(Excerpt from a dataset)
☆ ☆ ☆ ☆ ☆ ☆ ☆
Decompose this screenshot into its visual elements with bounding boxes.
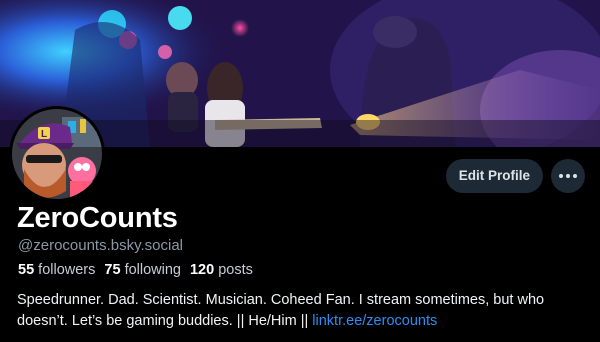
handle: @zerocounts.bsky.social	[18, 237, 184, 254]
followers-count: 55	[18, 262, 35, 278]
bio-link[interactable]: linktr.ee/zerocounts	[312, 313, 437, 329]
following-label: following	[124, 262, 181, 278]
posts-label: posts	[218, 262, 253, 278]
more-options-button[interactable]	[551, 159, 585, 193]
following-count: 75	[104, 262, 121, 278]
avatar[interactable]: L	[9, 106, 105, 202]
following-stat[interactable]: 75 following	[104, 262, 181, 278]
profile-stats: 55 followers 75 following 120 posts	[18, 262, 253, 278]
profile-actions: Edit Profile	[445, 159, 585, 193]
followers-stat[interactable]: 55 followers	[18, 262, 95, 278]
followers-label: followers	[38, 262, 96, 278]
svg-text:L: L	[41, 129, 47, 140]
posts-count: 120	[189, 262, 215, 278]
ellipsis-icon	[559, 174, 577, 178]
posts-stat: 120 posts	[190, 262, 253, 278]
bio-text: Speedrunner. Dad. Scientist. Musician. C…	[17, 292, 545, 329]
edit-profile-button[interactable]: Edit Profile	[445, 159, 543, 193]
profile-bio: Speedrunner. Dad. Scientist. Musician. C…	[17, 290, 589, 332]
display-name: ZeroCounts	[17, 202, 178, 234]
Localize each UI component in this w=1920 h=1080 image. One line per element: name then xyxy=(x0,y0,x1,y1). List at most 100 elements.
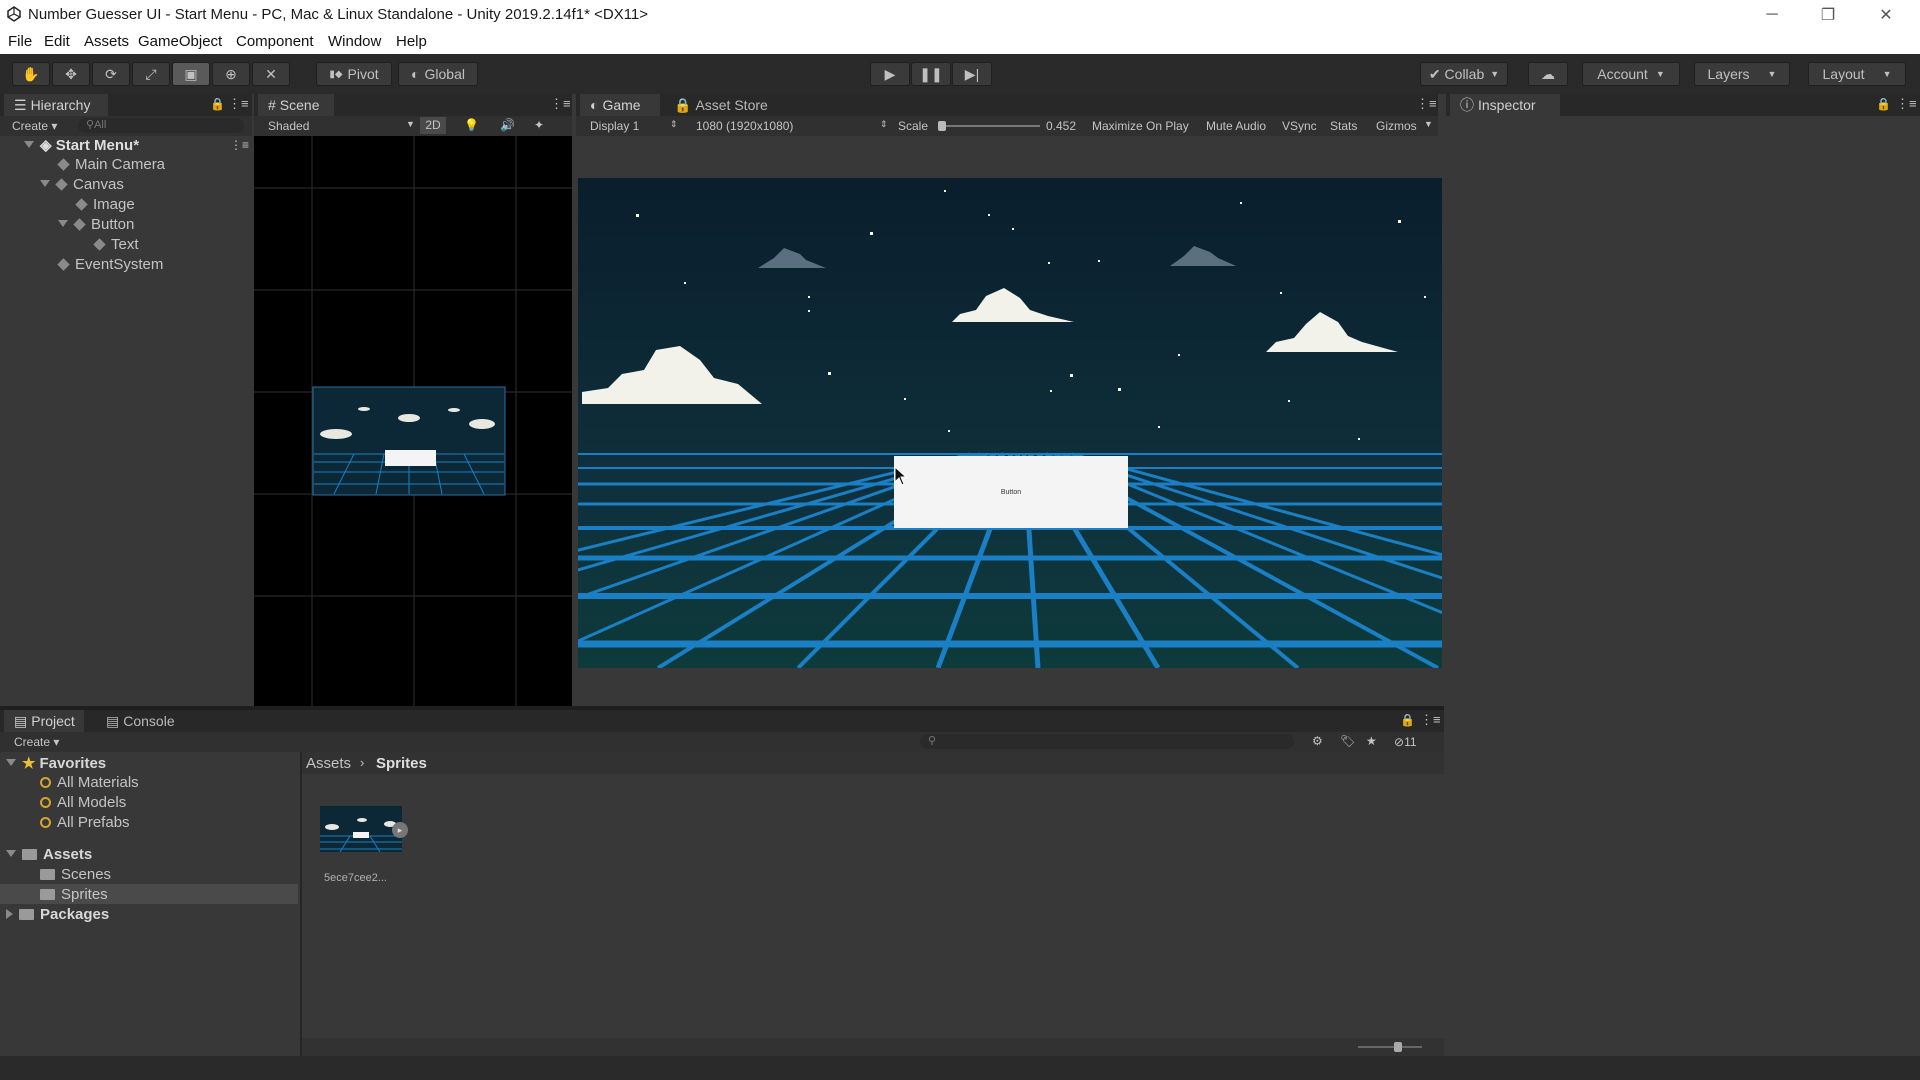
tab-scene[interactable]: # Scene xyxy=(258,94,334,116)
layout-dropdown[interactable]: Layout ▼ xyxy=(1808,62,1906,86)
icon-size-slider-handle[interactable] xyxy=(1394,1042,1402,1052)
panel-menu-icon[interactable]: ⋮≡ xyxy=(1420,712,1441,728)
gizmos-dropdown[interactable]: Gizmos xyxy=(1376,119,1417,133)
hand-tool-icon[interactable]: ✋ xyxy=(12,62,50,86)
menu-edit[interactable]: Edit xyxy=(44,33,70,50)
display-dropdown[interactable]: Display 1 xyxy=(590,119,639,133)
filter-label-icon[interactable]: 🏷 xyxy=(1340,734,1355,748)
game-viewport[interactable]: Button xyxy=(578,178,1442,668)
resolution-dropdown[interactable]: 1080 (1920x1080) xyxy=(696,119,793,133)
dropdown-icon: ▼ xyxy=(1490,69,1500,79)
favorite-item-all-materials[interactable]: All Materials xyxy=(40,774,139,791)
menu-gameobject[interactable]: GameObject xyxy=(138,33,222,50)
expand-arrow-icon[interactable] xyxy=(24,141,34,148)
hidden-packages-toggle[interactable]: ⊘11 xyxy=(1394,735,1417,749)
menu-window[interactable]: Window xyxy=(328,33,381,50)
expand-arrow-icon[interactable] xyxy=(58,220,68,227)
stats-toggle[interactable]: Stats xyxy=(1330,119,1357,133)
lock-icon[interactable]: 🔒 xyxy=(1400,713,1415,727)
menu-help[interactable]: Help xyxy=(396,33,427,50)
panel-menu-icon[interactable]: ⋮≡ xyxy=(1416,96,1437,112)
tab-inspector[interactable]: ⓘ Inspector xyxy=(1450,94,1560,116)
expand-arrow-icon[interactable] xyxy=(6,759,16,766)
hierarchy-item-image[interactable]: Image xyxy=(75,196,135,213)
expand-sprite-icon[interactable]: ▸ xyxy=(392,822,408,838)
hierarchy-item-text[interactable]: Text xyxy=(93,236,139,253)
custom-tool-icon[interactable]: ✕ xyxy=(252,62,290,86)
asset-tile[interactable]: ▸ 5ece7cee2... xyxy=(320,806,408,896)
assets-node[interactable]: Assets xyxy=(6,846,92,863)
close-button[interactable]: ✕ xyxy=(1858,0,1914,30)
global-button[interactable]: ◐ Global xyxy=(398,62,478,86)
tab-hierarchy[interactable]: ☰ Hierarchy xyxy=(4,94,108,116)
vsync-toggle[interactable]: VSync xyxy=(1282,119,1317,133)
breadcrumb: Assets › Sprites xyxy=(302,752,1444,774)
menu-file[interactable]: File xyxy=(8,33,32,50)
panel-menu-icon[interactable]: ⋮≡ xyxy=(228,96,249,112)
layers-dropdown[interactable]: Layers ▼ xyxy=(1694,62,1790,86)
unity-scene-icon: ◈ xyxy=(40,137,56,154)
favorites-node[interactable]: ★ Favorites xyxy=(6,754,106,772)
shading-dropdown[interactable]: Shaded xyxy=(268,119,309,133)
effects-icon[interactable]: ✦ xyxy=(534,118,544,132)
hierarchy-item-button[interactable]: Button xyxy=(58,216,134,233)
favorite-item-all-models[interactable]: All Models xyxy=(40,794,126,811)
start-button[interactable]: Button xyxy=(894,456,1128,528)
expand-arrow-icon[interactable] xyxy=(6,850,16,857)
folder-item-scenes[interactable]: Scenes xyxy=(40,866,111,883)
collapse-arrow-icon[interactable] xyxy=(6,909,13,919)
tree-divider[interactable] xyxy=(300,752,302,1056)
scene-canvas[interactable] xyxy=(254,136,572,706)
hierarchy-item-main-camera[interactable]: Main Camera xyxy=(57,156,165,173)
scene-menu-icon[interactable]: ⋮≡ xyxy=(230,138,249,152)
panel-menu-icon[interactable]: ⋮≡ xyxy=(1896,96,1917,112)
breadcrumb-assets[interactable]: Assets xyxy=(306,755,351,772)
collab-button[interactable]: ✔ Collab ▼ xyxy=(1420,62,1508,86)
cloud-button[interactable]: ☁ xyxy=(1528,62,1568,86)
breadcrumb-sprites[interactable]: Sprites xyxy=(376,755,427,772)
hierarchy-create-button[interactable]: Create ▾ xyxy=(12,119,57,133)
move-tool-icon[interactable]: ✥ xyxy=(52,62,90,86)
lock-icon[interactable]: 🔒 xyxy=(1876,97,1891,111)
panel-menu-icon[interactable]: ⋮≡ xyxy=(550,96,571,112)
menu-component[interactable]: Component xyxy=(236,33,314,50)
icon-size-slider[interactable] xyxy=(1358,1042,1422,1052)
scale-tool-icon[interactable]: ⤢ xyxy=(132,62,170,86)
folder-item-sprites[interactable]: Sprites xyxy=(40,886,108,903)
minimize-button[interactable]: ─ xyxy=(1744,0,1800,30)
project-search-input[interactable]: ⚲ xyxy=(920,734,1294,749)
pause-button[interactable]: ❚❚ xyxy=(911,62,951,86)
tab-asset-store[interactable]: 🔒 Asset Store xyxy=(664,94,784,116)
step-button[interactable]: ▶| xyxy=(952,62,992,86)
tab-console[interactable]: ▤ Console xyxy=(96,710,190,732)
tab-game[interactable]: ◐ Game xyxy=(580,94,660,116)
pivot-button[interactable]: ▮◆ Pivot xyxy=(316,62,392,86)
maximize-toggle[interactable]: Maximize On Play xyxy=(1092,119,1189,133)
favorite-item-all-prefabs[interactable]: All Prefabs xyxy=(40,814,130,831)
favorite-star-icon[interactable]: ★ xyxy=(1366,734,1377,748)
lock-icon[interactable]: 🔒 xyxy=(210,97,225,111)
account-dropdown[interactable]: Account ▼ xyxy=(1582,62,1680,86)
filter-type-icon[interactable]: ⚙ xyxy=(1312,734,1323,748)
play-button[interactable]: ▶ xyxy=(870,62,910,86)
expand-arrow-icon[interactable] xyxy=(40,180,50,187)
tab-project[interactable]: ▤ Project xyxy=(4,710,84,732)
packages-node[interactable]: Packages xyxy=(6,906,109,923)
transform-tool-icon[interactable]: ⊕ xyxy=(212,62,250,86)
mode-2d-toggle[interactable]: 2D xyxy=(420,117,446,134)
audio-icon[interactable]: 🔊 xyxy=(500,118,515,132)
rect-tool-icon[interactable]: ▣ xyxy=(172,62,210,86)
mute-toggle[interactable]: Mute Audio xyxy=(1206,119,1266,133)
hierarchy-item-canvas[interactable]: Canvas xyxy=(40,176,124,193)
restore-button[interactable]: ❐ xyxy=(1800,0,1856,30)
scale-slider[interactable] xyxy=(938,121,1040,131)
scale-slider-handle[interactable] xyxy=(938,121,946,131)
lighting-icon[interactable]: 💡 xyxy=(464,118,479,132)
rotate-tool-icon[interactable]: ⟳ xyxy=(92,62,130,86)
scene-root[interactable]: ◈ Start Menu* xyxy=(24,136,139,154)
project-create-button[interactable]: Create ▾ xyxy=(14,735,59,749)
hierarchy-search-input[interactable]: ⚲All xyxy=(78,118,244,133)
hierarchy-item-eventsystem[interactable]: EventSystem xyxy=(57,256,163,273)
assets-label: Assets xyxy=(43,846,93,863)
menu-assets[interactable]: Assets xyxy=(84,33,129,50)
☆ ☆ ☆ ☆ ☆ ☆ ☆
**The exercise**: Copy out the lines of the records, unchanged, starting at the line that contains "237, 184, 254]" and ending with the line that contains "159, 543, 193]", including both of those lines.

**Output of the task**:
handle: @zerocounts.bsky.social	[18, 237, 184, 254]
followers-count: 55	[18, 262, 35, 278]
bio-link[interactable]: linktr.ee/zerocounts	[312, 313, 437, 329]
following-label: following	[124, 262, 181, 278]
posts-label: posts	[218, 262, 253, 278]
more-options-button[interactable]	[551, 159, 585, 193]
following-count: 75	[104, 262, 121, 278]
avatar[interactable]: L	[9, 106, 105, 202]
following-stat[interactable]: 75 following	[104, 262, 181, 278]
profile-stats: 55 followers 75 following 120 posts	[18, 262, 253, 278]
profile-actions: Edit Profile	[445, 159, 585, 193]
followers-stat[interactable]: 55 followers	[18, 262, 95, 278]
followers-label: followers	[38, 262, 96, 278]
svg-text:L: L	[41, 129, 47, 140]
posts-count: 120	[189, 262, 215, 278]
ellipsis-icon	[559, 174, 577, 178]
posts-stat: 120 posts	[190, 262, 253, 278]
bio-text: Speedrunner. Dad. Scientist. Musician. C…	[17, 292, 545, 329]
edit-profile-button[interactable]: Edit Profile	[445, 159, 543, 193]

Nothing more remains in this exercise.